**TO DO:** Gather the lines below that include the string "been", copying each in full.

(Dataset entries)
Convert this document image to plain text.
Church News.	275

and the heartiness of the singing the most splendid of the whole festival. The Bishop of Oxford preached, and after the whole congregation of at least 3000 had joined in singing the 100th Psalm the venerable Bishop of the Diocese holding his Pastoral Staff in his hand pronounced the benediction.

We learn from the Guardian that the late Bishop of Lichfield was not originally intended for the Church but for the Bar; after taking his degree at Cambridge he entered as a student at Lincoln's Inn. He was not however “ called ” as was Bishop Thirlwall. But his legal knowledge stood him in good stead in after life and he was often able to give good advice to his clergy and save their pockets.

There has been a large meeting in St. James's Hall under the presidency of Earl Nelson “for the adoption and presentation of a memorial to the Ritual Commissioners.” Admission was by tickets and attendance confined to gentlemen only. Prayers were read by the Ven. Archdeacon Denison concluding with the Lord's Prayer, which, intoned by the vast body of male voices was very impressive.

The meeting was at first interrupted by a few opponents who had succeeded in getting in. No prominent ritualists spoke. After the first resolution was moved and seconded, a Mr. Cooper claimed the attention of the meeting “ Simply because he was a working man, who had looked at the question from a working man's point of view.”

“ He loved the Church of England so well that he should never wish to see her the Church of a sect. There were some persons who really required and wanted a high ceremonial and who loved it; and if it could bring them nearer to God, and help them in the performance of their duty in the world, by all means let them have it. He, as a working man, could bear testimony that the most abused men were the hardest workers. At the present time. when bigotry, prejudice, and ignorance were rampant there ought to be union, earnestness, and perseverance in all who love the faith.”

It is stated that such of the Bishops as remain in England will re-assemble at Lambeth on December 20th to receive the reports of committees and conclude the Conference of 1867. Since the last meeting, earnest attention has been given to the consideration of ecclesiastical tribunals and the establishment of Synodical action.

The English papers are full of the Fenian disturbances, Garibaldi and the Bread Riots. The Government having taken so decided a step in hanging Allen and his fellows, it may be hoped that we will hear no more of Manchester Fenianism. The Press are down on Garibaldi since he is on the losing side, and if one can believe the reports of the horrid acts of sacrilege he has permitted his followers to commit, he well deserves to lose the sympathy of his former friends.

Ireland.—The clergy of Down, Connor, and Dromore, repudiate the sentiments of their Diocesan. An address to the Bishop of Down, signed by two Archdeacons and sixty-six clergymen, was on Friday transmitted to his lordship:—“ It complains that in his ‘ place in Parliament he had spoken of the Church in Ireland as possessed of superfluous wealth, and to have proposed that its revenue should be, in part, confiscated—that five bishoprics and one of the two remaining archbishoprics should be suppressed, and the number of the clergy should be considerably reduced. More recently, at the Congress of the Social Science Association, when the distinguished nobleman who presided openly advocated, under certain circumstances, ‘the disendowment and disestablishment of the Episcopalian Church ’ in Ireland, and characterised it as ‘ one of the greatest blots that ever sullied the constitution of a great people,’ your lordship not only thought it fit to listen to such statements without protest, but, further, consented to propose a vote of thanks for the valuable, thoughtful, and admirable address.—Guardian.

**TASK SOLUTION:**
There has been a large meeting in St. James's Hall under the presidency of Earl Nelson “for the adoption and presentation of a memorial to the Ritual Commissioners.” Admission was by tickets and attendance confined to gentlemen only. Prayers were read by the Ven. Archdeacon Denison concluding with the Lord's Prayer, which, intoned by the vast body of male voices was very impressive.
It is stated that such of the Bishops as remain in England will re-assemble at Lambeth on December 20th to receive the reports of committees and conclude the Conference of 1867. Since the last meeting, earnest attention has been given to the consideration of ecclesiastical tribunals and the establishment of Synodical action.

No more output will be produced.